# Description of the task
What is the number of lines that include the word "Ввести"? Provide only that figure.
━━━ Records for the exercise ━━━
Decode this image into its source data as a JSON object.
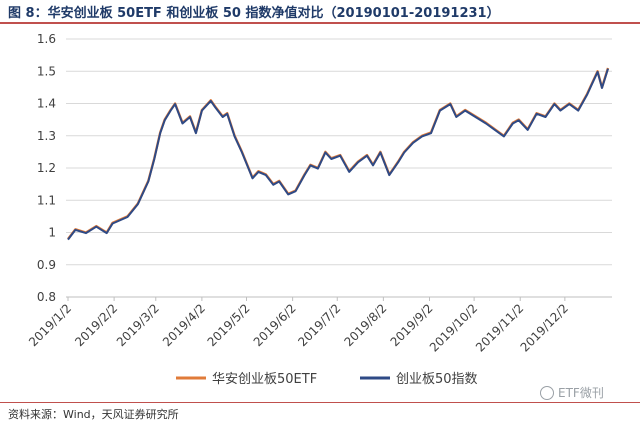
{
  "header": {
    "title": "图 8：华安创业板 50ETF 和创业板 50 指数净值对比（20190101-20191231）"
  },
  "footer": {
    "source": "资料来源：Wind，天风证券研究所",
    "watermark": "ETF微刊",
    "watermark_icon": "wechat-icon"
  },
  "colors": {
    "accent_rule": "#c0504d",
    "title": "#1f3a68",
    "series_etf": "#e07b39",
    "series_index": "#2e4a86",
    "grid": "#d9d9d9"
  },
  "chart_data": {
    "type": "line",
    "title": "",
    "xlabel": "",
    "ylabel": "",
    "ylim": [
      0.8,
      1.6
    ],
    "yticks": [
      "0.8",
      "0.9",
      "1",
      "1.1",
      "1.2",
      "1.3",
      "1.4",
      "1.5",
      "1.6"
    ],
    "grid": true,
    "legend_position": "bottom",
    "x_tick_labels": [
      "2019/1/2",
      "2019/2/2",
      "2019/3/2",
      "2019/4/2",
      "2019/5/2",
      "2019/6/2",
      "2019/7/2",
      "2019/8/2",
      "2019/9/2",
      "2019/10/2",
      "2019/11/2",
      "2019/12/2"
    ],
    "x": [
      "2019-01-02",
      "2019-01-07",
      "2019-01-14",
      "2019-01-21",
      "2019-01-28",
      "2019-02-01",
      "2019-02-11",
      "2019-02-18",
      "2019-02-25",
      "2019-03-01",
      "2019-03-05",
      "2019-03-08",
      "2019-03-12",
      "2019-03-15",
      "2019-03-20",
      "2019-03-25",
      "2019-03-29",
      "2019-04-02",
      "2019-04-08",
      "2019-04-11",
      "2019-04-16",
      "2019-04-19",
      "2019-04-24",
      "2019-04-29",
      "2019-05-06",
      "2019-05-10",
      "2019-05-15",
      "2019-05-20",
      "2019-05-24",
      "2019-05-30",
      "2019-06-04",
      "2019-06-10",
      "2019-06-14",
      "2019-06-19",
      "2019-06-24",
      "2019-06-28",
      "2019-07-04",
      "2019-07-10",
      "2019-07-16",
      "2019-07-22",
      "2019-07-26",
      "2019-07-31",
      "2019-08-06",
      "2019-08-12",
      "2019-08-16",
      "2019-08-22",
      "2019-08-28",
      "2019-09-03",
      "2019-09-09",
      "2019-09-16",
      "2019-09-20",
      "2019-09-26",
      "2019-10-10",
      "2019-10-16",
      "2019-10-22",
      "2019-10-28",
      "2019-11-01",
      "2019-11-07",
      "2019-11-13",
      "2019-11-19",
      "2019-11-25",
      "2019-11-29",
      "2019-12-05",
      "2019-12-11",
      "2019-12-17",
      "2019-12-20",
      "2019-12-24",
      "2019-12-27",
      "2019-12-31"
    ],
    "series": [
      {
        "name": "华安创业板50ETF",
        "color": "#e07b39",
        "values": [
          0.98,
          1.01,
          1.0,
          1.02,
          1.0,
          1.03,
          1.05,
          1.09,
          1.16,
          1.23,
          1.31,
          1.35,
          1.38,
          1.4,
          1.34,
          1.36,
          1.31,
          1.38,
          1.41,
          1.39,
          1.36,
          1.37,
          1.3,
          1.25,
          1.17,
          1.19,
          1.18,
          1.15,
          1.16,
          1.12,
          1.13,
          1.18,
          1.21,
          1.2,
          1.25,
          1.23,
          1.24,
          1.19,
          1.22,
          1.24,
          1.21,
          1.25,
          1.18,
          1.22,
          1.25,
          1.28,
          1.3,
          1.31,
          1.38,
          1.4,
          1.36,
          1.38,
          1.34,
          1.32,
          1.3,
          1.34,
          1.35,
          1.32,
          1.37,
          1.36,
          1.4,
          1.38,
          1.4,
          1.38,
          1.43,
          1.46,
          1.5,
          1.45,
          1.51
        ]
      },
      {
        "name": "创业板50指数",
        "color": "#2e4a86",
        "values": [
          0.978,
          1.008,
          0.998,
          1.018,
          0.998,
          1.028,
          1.048,
          1.088,
          1.158,
          1.228,
          1.308,
          1.348,
          1.378,
          1.398,
          1.338,
          1.358,
          1.308,
          1.378,
          1.408,
          1.388,
          1.358,
          1.368,
          1.298,
          1.248,
          1.168,
          1.188,
          1.178,
          1.148,
          1.158,
          1.118,
          1.128,
          1.178,
          1.208,
          1.198,
          1.248,
          1.228,
          1.238,
          1.188,
          1.218,
          1.238,
          1.208,
          1.248,
          1.178,
          1.218,
          1.248,
          1.278,
          1.298,
          1.308,
          1.378,
          1.398,
          1.358,
          1.378,
          1.338,
          1.318,
          1.298,
          1.338,
          1.348,
          1.318,
          1.368,
          1.358,
          1.398,
          1.378,
          1.398,
          1.378,
          1.428,
          1.458,
          1.498,
          1.448,
          1.508
        ]
      }
    ]
  }
}
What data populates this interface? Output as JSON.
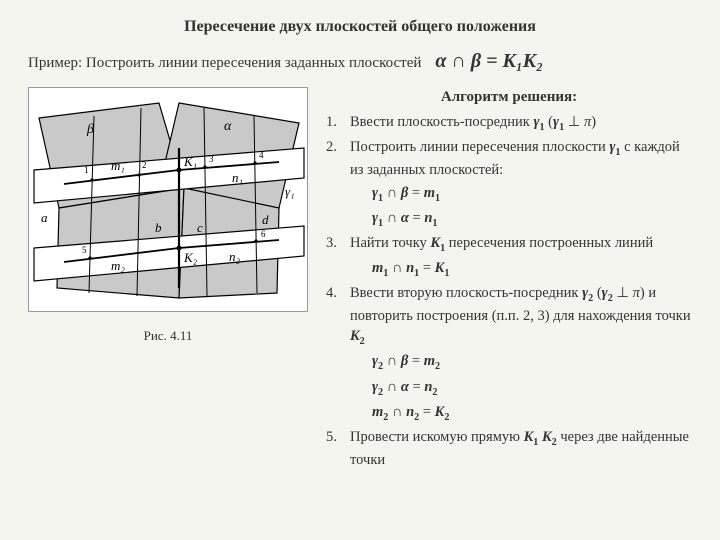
{
  "title": "Пересечение двух плоскостей общего положения",
  "example": {
    "text": "Пример: Построить линии пересечения заданных плоскостей",
    "formula": "α ∩ β = K₁K₂"
  },
  "figure": {
    "caption": "Рис. 4.11",
    "labels": {
      "alpha": "α",
      "beta": "β",
      "m1": "m₁",
      "m2": "m₂",
      "n1": "n₁",
      "n2": "n₂",
      "K1": "K₁",
      "K2": "K₂",
      "a": "a",
      "b": "b",
      "c": "c",
      "d": "d",
      "gamma1": "γ₁",
      "p1": "1",
      "p2": "2",
      "p3": "3",
      "p4": "4",
      "p5": "5",
      "p6": "6"
    },
    "colors": {
      "bg": "#ffffff",
      "stroke": "#000000",
      "fill_plane": "#c9c9c9"
    }
  },
  "algorithm": {
    "title": "Алгоритм решения:",
    "items": [
      {
        "n": "1.",
        "html": "Ввести  плоскость-посредник  <b class='m'>γ<span class='sub'>1</span></b> (<b class='m'>γ<span class='sub'>1</span></b> <span style='font-family:Arial'>⊥</span> <i class='m'>π</i>)"
      },
      {
        "n": "2.",
        "html": "Построить линии пересечения плоскости <b class='m'>γ<span class='sub'>1</span></b> с каждой из заданных плоскостей:"
      },
      {
        "indent": true,
        "html": "<b class='m'>γ<span class='sub'>1</span></b> ∩ <b class='m'>β</b> = <b class='m'>m<span class='sub'>1</span></b>"
      },
      {
        "indent": true,
        "html": "<b class='m'>γ<span class='sub'>1</span></b> ∩ <b class='m'>α</b> = <b class='m'>n<span class='sub'>1</span></b>"
      },
      {
        "n": "3.",
        "html": "Найти точку  <b class='m'>K<span class='sub'>1</span></b>  пересечения построенных линий"
      },
      {
        "indent": true,
        "html": "<b class='m'>m<span class='sub'>1</span></b> ∩ <b class='m'>n<span class='sub'>1</span></b> = <b class='m'>K<span class='sub'>1</span></b>"
      },
      {
        "n": "4.",
        "html": "Ввести вторую плоскость-посредник   <b class='m'>γ<span class='sub'>2</span></b> (<b class='m'>γ<span class='sub'>2</span></b> <span style='font-family:Arial'>⊥</span> <i class='m'>π</i>) и повторить построения (п.п. 2, 3) для нахождения точки <b class='m'>K<span class='sub'>2</span></b>"
      },
      {
        "indent": true,
        "html": "<b class='m'>γ<span class='sub'>2</span></b> ∩ <b class='m'>β</b> = <b class='m'>m<span class='sub'>2</span></b>"
      },
      {
        "indent": true,
        "html": "<b class='m'>γ<span class='sub'>2</span></b> ∩ <b class='m'>α</b> = <b class='m'>n<span class='sub'>2</span></b>"
      },
      {
        "indent": true,
        "html": " <b class='m'>m<span class='sub'>2</span></b> ∩ <b class='m'>n<span class='sub'>2</span></b> = <b class='m'>K<span class='sub'>2</span></b>"
      },
      {
        "n": "5.",
        "html": "Провести искомую прямую <b class='m'>K<span class='sub'>1</span> K<span class='sub'>2</span></b> через две найденные точки"
      }
    ]
  },
  "style": {
    "title_fontsize": 16,
    "body_fontsize": 14.5,
    "formula_fontsize": 20,
    "background": "#f5f5f0",
    "text_color": "#333333"
  }
}
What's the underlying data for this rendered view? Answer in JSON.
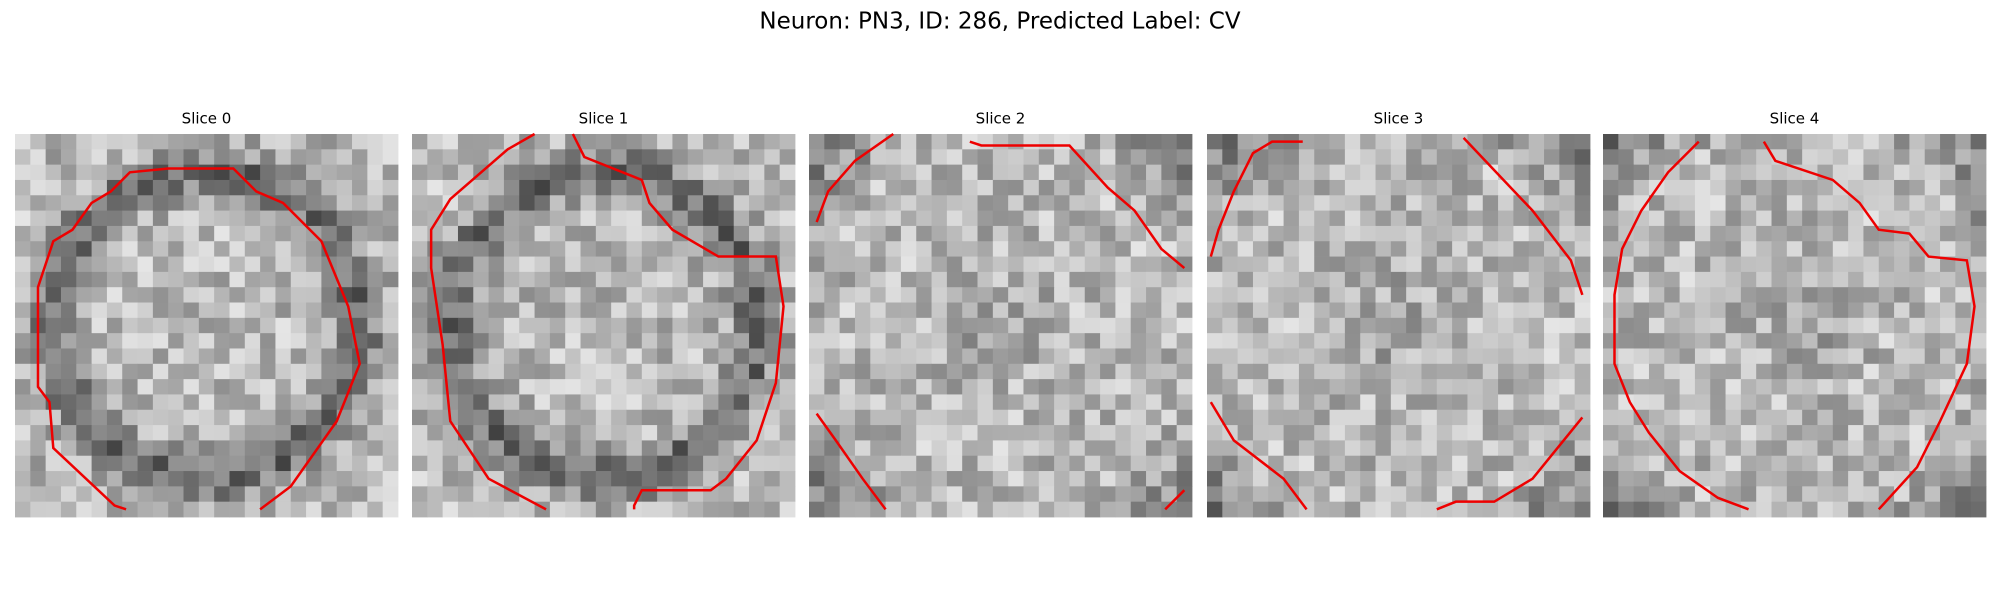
{
  "title": "Neuron: PN3, ID: 286, Predicted Label: CV",
  "panels": [
    {
      "title": "Slice 0"
    },
    {
      "title": "Slice 1"
    },
    {
      "title": "Slice 2"
    },
    {
      "title": "Slice 3"
    },
    {
      "title": "Slice 4"
    }
  ]
}
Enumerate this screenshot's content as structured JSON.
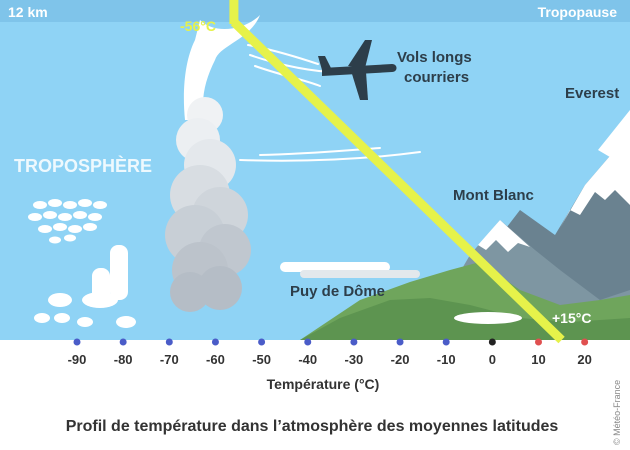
{
  "header": {
    "altitude": "12 km",
    "tropopause": "Tropopause"
  },
  "labels": {
    "top_temp": "-56°C",
    "bottom_temp": "+15°C",
    "flights_line1": "Vols longs",
    "flights_line2": "courriers",
    "troposphere": "TROPOSPHÈRE",
    "everest": "Everest",
    "mont_blanc": "Mont Blanc",
    "puy_de_dome": "Puy de  Dôme"
  },
  "axis": {
    "title": "Température (°C)",
    "ticks": [
      {
        "label": "-90",
        "value": -90
      },
      {
        "label": "-80",
        "value": -80
      },
      {
        "label": "-70",
        "value": -70
      },
      {
        "label": "-60",
        "value": -60
      },
      {
        "label": "-50",
        "value": -50
      },
      {
        "label": "-40",
        "value": -40
      },
      {
        "label": "-30",
        "value": -30
      },
      {
        "label": "-20",
        "value": -20
      },
      {
        "label": "-10",
        "value": -10
      },
      {
        "label": "0",
        "value": 0
      },
      {
        "label": "10",
        "value": 10
      },
      {
        "label": "20",
        "value": 20
      }
    ],
    "range": [
      -90,
      20
    ]
  },
  "profile": {
    "top_value": -56,
    "bottom_value": 15
  },
  "caption": "Profil de température dans l’atmosphère des moyennes latitudes",
  "credit": "© Météo-France",
  "colors": {
    "sky": "#8fd3f5",
    "tropopause_band": "#7fc4ea",
    "profile_line": "#e6f24a",
    "dot_cold": "#4a5cc8",
    "dot_zero": "#222222",
    "dot_warm": "#e05050",
    "mountain_green": "#6fa55c",
    "mountain_gray": "#6a8290",
    "snow": "#ffffff",
    "text_dark": "#2d3e4a",
    "text_white": "#ffffff"
  }
}
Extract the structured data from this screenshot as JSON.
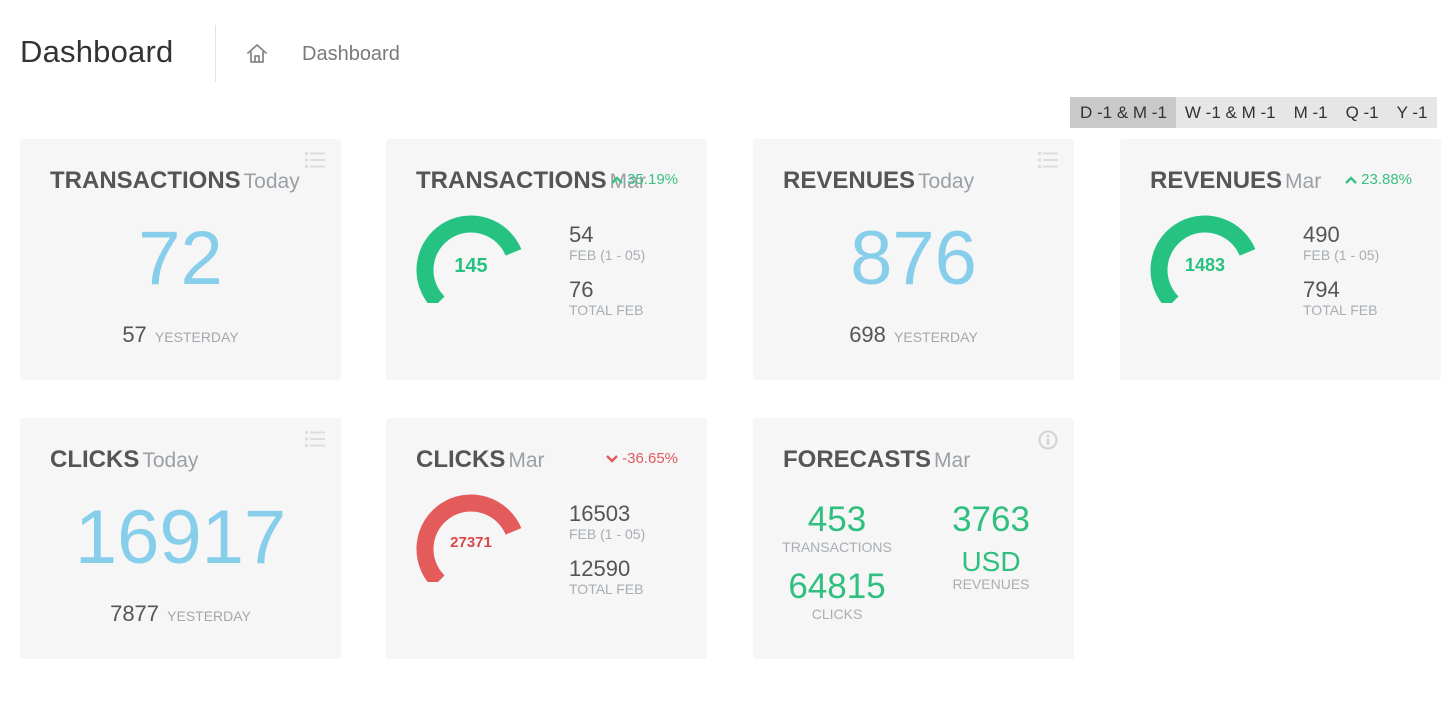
{
  "header": {
    "title": "Dashboard",
    "breadcrumb": "Dashboard"
  },
  "periods": [
    "D -1 & M -1",
    "W -1 & M -1",
    "M -1",
    "Q -1",
    "Y -1"
  ],
  "active_period": "D -1 & M -1",
  "colors": {
    "accent_blue": "#87ceeb",
    "positive": "#2fbf7f",
    "negative": "#e05a5a",
    "card_bg": "#f6f6f6"
  },
  "cards": {
    "transactions_today": {
      "title": "TRANSACTIONS",
      "subtitle": "Today",
      "value": "72",
      "yesterday_value": "57",
      "yesterday_label": "YESTERDAY",
      "icon": "list-icon"
    },
    "transactions_month": {
      "title": "TRANSACTIONS",
      "subtitle": "Mar",
      "change": "35.19%",
      "change_direction": "up",
      "gauge_value": "145",
      "gauge_fill": 0.75,
      "stat1_value": "54",
      "stat1_label": "FEB (1 - 05)",
      "stat2_value": "76",
      "stat2_label": "TOTAL FEB"
    },
    "revenues_today": {
      "title": "REVENUES",
      "subtitle": "Today",
      "value": "876",
      "yesterday_value": "698",
      "yesterday_label": "YESTERDAY",
      "icon": "list-icon"
    },
    "revenues_month": {
      "title": "REVENUES",
      "subtitle": "Mar",
      "change": "23.88%",
      "change_direction": "up",
      "gauge_value": "1483",
      "gauge_fill": 0.75,
      "stat1_value": "490",
      "stat1_label": "FEB (1 - 05)",
      "stat2_value": "794",
      "stat2_label": "TOTAL FEB"
    },
    "clicks_today": {
      "title": "CLICKS",
      "subtitle": "Today",
      "value": "16917",
      "yesterday_value": "7877",
      "yesterday_label": "YESTERDAY",
      "icon": "list-icon"
    },
    "clicks_month": {
      "title": "CLICKS",
      "subtitle": "Mar",
      "change": "-36.65%",
      "change_direction": "down",
      "gauge_value": "27371",
      "gauge_fill": 0.75,
      "stat1_value": "16503",
      "stat1_label": "FEB (1 - 05)",
      "stat2_value": "12590",
      "stat2_label": "TOTAL FEB"
    },
    "forecasts": {
      "title": "FORECASTS",
      "subtitle": "Mar",
      "icon": "info-icon",
      "transactions_value": "453",
      "transactions_label": "TRANSACTIONS",
      "revenues_value": "3763",
      "revenues_currency": "USD",
      "revenues_label": "REVENUES",
      "clicks_value": "64815",
      "clicks_label": "CLICKS"
    }
  }
}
━━━
# Completed exercise
2